In the ion milling apparatus 300, the ion beam 2 emitted from the ion gun 1 is irradiated onto the sample 6 without being focused, so that the ion beam distribution near the ion beam irradiation point of the sample 6 has a characteristic that the ion density is highest at the center and decreases from the center to the outside. Since the ion density is directly related to the processing speed of the sample, the processed shape of the sample depends greatly on the ion beam distribution near the ion beam irradiation point. For this reason, the ion milling apparatus 300 has a means (ion beam characteristic measuring mechanism) for measuring the intensity distribution of the unfocused ion beam from the ion gun 1 for the purpose of improving the processing speed controllability and the processing profile reproducibility. A current measuring element 52 is disposed between the ion gun 1 and the sample 6, and the ion beam current value of the ion beam 2 is measured by the ammeter 50. The ammeter 50 includes all components for outputting the ion information taken into the current measuring element 52 irradiated with the ion beam 2 as a current value. The current probe 52 is a linear conductive member extending in the Y direction, and is driven to reciprocate in the X direction perpendicular to the Y direction in the drawing by the current probe driving unit 51. In this manner, the current probe 52 is moved in the X direction while passing across the ion beam 2, and the current value flowing through the current probe 52 is measured for each position in the X direction, thereby making it possible to obtain the intensity distribution of the ion beam current along the trajectory of the current probe 52 (hereinafter referred to as the ion beam profile).

The ion milling apparatus 300 is controlled by an apparatus control unit 200. A display unit 210 and an input unit 220 for inputting user instructions are connected to the apparatus control unit 200. Although not shown in the figure, the apparatus control unit 200 is connected to control mechanisms for each part of the ion milling apparatus, such as the ion gun control unit 3, the vacuum exhaust system 5, the gas supply mechanism 40, the coil control unit 62, and the sample stage driving unit 9. The apparatus control unit 200 is also connected to a monitoring mechanism, such as an ammeter 50, for monitoring the operating status of the ion milling apparatus.

The display unit 210 displays the control parameters and operating state of the apparatus together with the ion beam profile obtained from the output of the ammeter 50. Prior to the milling process of the actual element, the user can check the ion beam profile of the ion beam 2 and adjust the control parameters of the ion gun 1 via the input unit 220 so as to obtain desired ion beam characteristics. In addition, an operating program for adjusting the control parameters may be executed based on the monitoring results by a monitor mechanism of the ion milling apparatus 300 including an ion beam characteristics measuring mechanism.

[Extracted information]
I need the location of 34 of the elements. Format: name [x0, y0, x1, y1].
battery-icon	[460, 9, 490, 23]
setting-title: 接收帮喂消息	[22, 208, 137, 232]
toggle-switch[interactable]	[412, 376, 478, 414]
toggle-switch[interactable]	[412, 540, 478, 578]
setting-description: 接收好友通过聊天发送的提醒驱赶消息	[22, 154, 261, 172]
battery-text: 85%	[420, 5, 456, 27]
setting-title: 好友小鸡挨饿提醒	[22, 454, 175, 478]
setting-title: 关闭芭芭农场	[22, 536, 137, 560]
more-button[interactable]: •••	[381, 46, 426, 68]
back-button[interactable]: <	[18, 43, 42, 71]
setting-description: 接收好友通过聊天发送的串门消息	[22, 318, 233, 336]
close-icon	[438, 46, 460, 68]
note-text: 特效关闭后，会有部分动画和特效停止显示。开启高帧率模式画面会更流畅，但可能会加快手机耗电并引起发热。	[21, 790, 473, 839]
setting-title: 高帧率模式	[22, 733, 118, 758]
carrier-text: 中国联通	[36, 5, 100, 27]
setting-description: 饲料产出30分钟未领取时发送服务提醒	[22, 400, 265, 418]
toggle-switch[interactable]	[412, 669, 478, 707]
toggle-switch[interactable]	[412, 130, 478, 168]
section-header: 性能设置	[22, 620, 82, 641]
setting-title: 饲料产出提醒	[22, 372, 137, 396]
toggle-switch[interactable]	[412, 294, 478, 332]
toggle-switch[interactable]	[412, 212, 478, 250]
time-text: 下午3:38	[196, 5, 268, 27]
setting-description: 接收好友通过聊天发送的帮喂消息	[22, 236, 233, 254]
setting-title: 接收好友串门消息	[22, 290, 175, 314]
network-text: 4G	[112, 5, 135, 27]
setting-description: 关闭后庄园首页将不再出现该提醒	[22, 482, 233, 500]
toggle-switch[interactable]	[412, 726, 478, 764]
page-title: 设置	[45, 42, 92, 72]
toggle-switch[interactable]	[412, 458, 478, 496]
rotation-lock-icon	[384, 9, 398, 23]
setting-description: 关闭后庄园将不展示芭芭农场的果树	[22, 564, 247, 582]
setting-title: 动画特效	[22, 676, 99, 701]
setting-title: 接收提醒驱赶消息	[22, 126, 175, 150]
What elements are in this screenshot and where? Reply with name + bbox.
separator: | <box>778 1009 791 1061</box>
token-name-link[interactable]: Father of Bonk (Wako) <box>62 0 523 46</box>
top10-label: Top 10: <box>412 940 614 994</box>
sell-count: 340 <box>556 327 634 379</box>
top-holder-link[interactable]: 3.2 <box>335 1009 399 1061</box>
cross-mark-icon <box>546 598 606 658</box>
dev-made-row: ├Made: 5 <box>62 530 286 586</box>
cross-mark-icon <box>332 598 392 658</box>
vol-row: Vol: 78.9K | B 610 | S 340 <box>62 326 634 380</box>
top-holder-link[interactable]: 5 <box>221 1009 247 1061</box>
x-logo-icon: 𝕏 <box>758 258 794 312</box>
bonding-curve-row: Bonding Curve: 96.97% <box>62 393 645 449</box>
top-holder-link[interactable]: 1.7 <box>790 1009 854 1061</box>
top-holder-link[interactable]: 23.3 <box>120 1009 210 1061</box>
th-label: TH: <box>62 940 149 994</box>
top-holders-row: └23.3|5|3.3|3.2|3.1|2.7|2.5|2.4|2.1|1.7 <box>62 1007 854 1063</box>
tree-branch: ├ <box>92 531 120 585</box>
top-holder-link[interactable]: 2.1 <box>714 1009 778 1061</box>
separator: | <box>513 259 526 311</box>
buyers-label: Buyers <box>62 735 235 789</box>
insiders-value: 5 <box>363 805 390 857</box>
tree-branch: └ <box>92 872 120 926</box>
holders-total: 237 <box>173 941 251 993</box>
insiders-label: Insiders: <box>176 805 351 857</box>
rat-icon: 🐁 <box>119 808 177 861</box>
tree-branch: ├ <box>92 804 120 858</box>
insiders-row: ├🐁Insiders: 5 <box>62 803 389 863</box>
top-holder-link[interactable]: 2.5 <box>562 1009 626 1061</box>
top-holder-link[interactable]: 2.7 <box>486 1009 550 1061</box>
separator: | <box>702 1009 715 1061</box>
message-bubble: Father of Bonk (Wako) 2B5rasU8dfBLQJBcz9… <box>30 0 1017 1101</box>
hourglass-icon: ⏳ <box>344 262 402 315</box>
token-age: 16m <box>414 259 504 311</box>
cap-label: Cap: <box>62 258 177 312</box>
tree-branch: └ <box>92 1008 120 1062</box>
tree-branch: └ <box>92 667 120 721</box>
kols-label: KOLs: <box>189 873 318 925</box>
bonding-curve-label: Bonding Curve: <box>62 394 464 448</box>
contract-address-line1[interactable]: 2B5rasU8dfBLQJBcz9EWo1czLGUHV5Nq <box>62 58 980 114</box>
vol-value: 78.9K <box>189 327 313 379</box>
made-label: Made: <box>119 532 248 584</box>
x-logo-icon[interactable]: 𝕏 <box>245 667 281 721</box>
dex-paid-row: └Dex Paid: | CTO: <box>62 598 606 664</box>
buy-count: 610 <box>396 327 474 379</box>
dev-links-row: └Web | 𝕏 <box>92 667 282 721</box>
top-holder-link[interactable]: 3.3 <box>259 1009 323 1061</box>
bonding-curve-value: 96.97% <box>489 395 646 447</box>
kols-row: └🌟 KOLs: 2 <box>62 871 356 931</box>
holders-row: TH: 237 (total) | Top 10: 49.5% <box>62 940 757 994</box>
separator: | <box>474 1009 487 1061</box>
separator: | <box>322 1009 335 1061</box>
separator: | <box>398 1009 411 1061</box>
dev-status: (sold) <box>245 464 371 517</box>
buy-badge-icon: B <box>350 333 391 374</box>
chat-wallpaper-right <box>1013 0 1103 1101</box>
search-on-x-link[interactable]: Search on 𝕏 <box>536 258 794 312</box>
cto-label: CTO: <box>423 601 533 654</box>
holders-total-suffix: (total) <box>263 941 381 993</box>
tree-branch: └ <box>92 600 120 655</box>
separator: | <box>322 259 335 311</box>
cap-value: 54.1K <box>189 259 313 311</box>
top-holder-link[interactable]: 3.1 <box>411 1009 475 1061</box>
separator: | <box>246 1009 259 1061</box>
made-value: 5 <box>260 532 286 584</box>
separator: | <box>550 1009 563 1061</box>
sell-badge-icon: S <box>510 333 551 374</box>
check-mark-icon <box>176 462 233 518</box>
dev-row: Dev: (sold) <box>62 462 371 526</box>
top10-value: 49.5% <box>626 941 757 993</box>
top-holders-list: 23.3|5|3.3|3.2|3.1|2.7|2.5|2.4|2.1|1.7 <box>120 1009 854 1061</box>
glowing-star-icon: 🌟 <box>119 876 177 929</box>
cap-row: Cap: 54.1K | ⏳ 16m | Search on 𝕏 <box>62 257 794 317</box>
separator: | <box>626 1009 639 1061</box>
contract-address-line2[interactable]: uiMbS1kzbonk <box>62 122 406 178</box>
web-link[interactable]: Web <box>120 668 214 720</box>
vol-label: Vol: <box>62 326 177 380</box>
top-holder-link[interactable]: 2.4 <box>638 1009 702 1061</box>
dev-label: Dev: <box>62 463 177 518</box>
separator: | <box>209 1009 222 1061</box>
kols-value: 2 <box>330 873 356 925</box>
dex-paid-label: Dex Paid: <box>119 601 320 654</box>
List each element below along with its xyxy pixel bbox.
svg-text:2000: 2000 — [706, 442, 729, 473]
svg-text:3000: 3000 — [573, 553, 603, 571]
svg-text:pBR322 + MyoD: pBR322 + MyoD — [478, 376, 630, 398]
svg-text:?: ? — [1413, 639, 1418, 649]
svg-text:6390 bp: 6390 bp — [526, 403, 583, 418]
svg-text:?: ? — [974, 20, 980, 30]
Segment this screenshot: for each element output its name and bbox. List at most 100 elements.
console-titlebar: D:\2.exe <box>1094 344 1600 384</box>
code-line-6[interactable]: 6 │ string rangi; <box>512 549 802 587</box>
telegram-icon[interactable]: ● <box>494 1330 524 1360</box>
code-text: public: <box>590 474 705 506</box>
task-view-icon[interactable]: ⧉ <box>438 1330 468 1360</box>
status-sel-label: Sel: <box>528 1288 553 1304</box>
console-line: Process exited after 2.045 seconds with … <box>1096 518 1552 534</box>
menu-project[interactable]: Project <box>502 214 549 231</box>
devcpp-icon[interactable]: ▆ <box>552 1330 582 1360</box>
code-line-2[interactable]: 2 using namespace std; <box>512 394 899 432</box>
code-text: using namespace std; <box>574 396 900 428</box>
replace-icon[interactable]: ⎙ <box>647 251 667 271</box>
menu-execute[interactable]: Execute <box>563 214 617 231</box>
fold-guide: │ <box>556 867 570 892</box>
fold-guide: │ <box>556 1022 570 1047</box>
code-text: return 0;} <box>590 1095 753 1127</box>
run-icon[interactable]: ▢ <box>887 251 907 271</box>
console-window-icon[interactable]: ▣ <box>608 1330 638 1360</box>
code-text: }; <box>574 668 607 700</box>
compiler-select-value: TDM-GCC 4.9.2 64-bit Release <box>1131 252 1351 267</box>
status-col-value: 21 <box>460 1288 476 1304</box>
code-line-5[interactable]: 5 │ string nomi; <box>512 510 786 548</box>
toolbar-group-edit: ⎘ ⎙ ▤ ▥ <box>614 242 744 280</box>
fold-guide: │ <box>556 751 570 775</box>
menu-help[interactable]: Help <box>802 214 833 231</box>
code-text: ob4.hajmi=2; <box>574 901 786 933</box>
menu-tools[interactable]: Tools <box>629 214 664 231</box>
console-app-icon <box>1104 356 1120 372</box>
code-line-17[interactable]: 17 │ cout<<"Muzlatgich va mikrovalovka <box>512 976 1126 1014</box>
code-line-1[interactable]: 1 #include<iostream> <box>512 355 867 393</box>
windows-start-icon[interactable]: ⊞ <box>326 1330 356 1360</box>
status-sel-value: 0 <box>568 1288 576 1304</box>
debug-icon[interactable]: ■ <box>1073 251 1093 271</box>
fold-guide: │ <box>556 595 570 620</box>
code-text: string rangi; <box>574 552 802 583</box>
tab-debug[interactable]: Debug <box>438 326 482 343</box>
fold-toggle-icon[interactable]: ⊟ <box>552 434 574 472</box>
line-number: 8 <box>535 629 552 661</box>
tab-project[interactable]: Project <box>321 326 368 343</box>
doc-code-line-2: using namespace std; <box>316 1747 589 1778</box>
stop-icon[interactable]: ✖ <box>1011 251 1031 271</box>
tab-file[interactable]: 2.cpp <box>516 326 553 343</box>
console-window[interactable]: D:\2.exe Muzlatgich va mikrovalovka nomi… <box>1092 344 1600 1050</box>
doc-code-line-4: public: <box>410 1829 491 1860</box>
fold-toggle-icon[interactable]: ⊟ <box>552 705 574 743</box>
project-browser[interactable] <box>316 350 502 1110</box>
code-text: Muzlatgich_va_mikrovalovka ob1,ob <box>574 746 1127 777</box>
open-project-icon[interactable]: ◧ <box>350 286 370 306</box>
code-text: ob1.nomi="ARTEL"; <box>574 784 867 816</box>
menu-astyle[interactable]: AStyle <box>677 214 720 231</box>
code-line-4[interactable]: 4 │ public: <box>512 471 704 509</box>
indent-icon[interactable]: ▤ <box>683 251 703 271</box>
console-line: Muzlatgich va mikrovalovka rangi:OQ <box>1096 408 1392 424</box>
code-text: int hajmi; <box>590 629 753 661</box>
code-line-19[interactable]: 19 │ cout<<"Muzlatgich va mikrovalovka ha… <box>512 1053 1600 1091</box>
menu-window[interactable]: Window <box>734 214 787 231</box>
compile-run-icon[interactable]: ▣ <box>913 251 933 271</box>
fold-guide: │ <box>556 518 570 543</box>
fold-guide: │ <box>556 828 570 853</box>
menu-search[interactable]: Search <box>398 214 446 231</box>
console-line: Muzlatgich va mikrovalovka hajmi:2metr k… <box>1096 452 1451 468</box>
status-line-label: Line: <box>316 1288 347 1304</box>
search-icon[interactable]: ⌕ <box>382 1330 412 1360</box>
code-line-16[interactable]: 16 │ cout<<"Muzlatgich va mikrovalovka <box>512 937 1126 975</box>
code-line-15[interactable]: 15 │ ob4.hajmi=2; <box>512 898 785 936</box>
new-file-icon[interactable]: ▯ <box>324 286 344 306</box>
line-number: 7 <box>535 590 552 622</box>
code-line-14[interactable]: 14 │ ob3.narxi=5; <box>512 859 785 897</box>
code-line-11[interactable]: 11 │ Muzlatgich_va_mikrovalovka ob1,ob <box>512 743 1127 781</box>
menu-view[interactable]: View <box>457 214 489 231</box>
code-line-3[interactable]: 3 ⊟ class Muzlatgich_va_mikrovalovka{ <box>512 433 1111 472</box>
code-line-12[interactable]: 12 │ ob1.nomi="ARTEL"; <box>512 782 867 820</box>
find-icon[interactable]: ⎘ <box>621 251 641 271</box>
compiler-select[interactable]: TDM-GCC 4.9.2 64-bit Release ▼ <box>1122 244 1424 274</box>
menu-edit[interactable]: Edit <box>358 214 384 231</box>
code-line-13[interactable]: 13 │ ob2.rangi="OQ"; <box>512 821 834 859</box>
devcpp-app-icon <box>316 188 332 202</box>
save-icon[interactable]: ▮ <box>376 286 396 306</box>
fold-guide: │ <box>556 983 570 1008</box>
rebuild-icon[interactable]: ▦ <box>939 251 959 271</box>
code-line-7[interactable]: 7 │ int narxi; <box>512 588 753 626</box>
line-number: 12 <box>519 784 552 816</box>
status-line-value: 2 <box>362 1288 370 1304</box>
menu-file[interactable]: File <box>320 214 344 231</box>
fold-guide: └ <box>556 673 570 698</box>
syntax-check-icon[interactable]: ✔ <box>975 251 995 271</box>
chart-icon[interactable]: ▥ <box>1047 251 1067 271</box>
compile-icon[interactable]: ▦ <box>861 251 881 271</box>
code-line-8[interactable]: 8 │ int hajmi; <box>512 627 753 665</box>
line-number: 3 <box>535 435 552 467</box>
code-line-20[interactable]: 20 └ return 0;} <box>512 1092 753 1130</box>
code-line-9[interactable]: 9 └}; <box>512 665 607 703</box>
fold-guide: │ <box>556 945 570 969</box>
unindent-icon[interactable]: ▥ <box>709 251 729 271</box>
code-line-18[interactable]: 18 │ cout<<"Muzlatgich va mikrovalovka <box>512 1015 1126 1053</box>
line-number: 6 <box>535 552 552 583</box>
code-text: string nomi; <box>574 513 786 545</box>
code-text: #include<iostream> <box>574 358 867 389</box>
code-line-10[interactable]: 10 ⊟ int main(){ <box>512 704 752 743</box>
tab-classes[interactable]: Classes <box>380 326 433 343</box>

[Problems and tasks]
**A.** In the ion milling excerpt, recast the paragraph beginning "The ion milling apparatus 300 is controlled by" as a short list that keeps its main facts.
**B.** Decide whether each statement agrees with the ion milling excerpt, answering yes or no and quoting the words of the excerpt that settle it:
(i) The ion beam from the ion gun is focused before it reaches the sample.
(ii) The current probe is moved back and forth in the X direction.
(iii) The display unit shows the ion beam profile.
**C.** Rewrite the passage of the ion milling excerpt from "The display unit" up to and including "characteristics measuring mechanism.", putting "operating settings" in place of "control parameters".

[The responses]
**A.**
- The ion milling apparatus 300 is controlled by an apparatus control unit 200.
- A display unit 210 and an input unit 220 for user instructions are connected to the apparatus control unit 200.
- The apparatus control unit 200 is connected to the control mechanisms for each part of the apparatus, though these connections are not shown in the figure. These mechanisms include the ion gun control unit 3, the vacuum exhaust system 5, the gas supply mechanism 40, the coil control unit 62 and the sample stage driving unit 9.
- The apparatus control unit 200 is also connected to monitoring mechanisms, such as the ammeter 50, that track the operating status of the apparatus.

**B.**
(i) No: "is irradiated onto the sample 6 without being focused"
(ii) Yes: "is driven to reciprocate in the X direction perpendicular to the Y direction in the drawing by the current probe driving unit 51"
(iii) Yes: "displays the control parameters and operating state of the apparatus together with the ion beam profile obtained from the output of the ammeter 50"

**C.**
The display unit 210 displays the operating settings and operating state of the apparatus together with the ion beam profile obtained from the output of the ammeter 50. Prior to the milling process of the actual element, the user can check the ion beam profile of the ion beam 2 and adjust the operating settings of the ion gun 1 via the input unit 220 so as to obtain desired ion beam characteristics. In addition, an operating program for adjusting the operating settings may be executed based on the monitoring results by a monitor mechanism of the ion milling apparatus 300 including an ion beam characteristics measuring mechanism.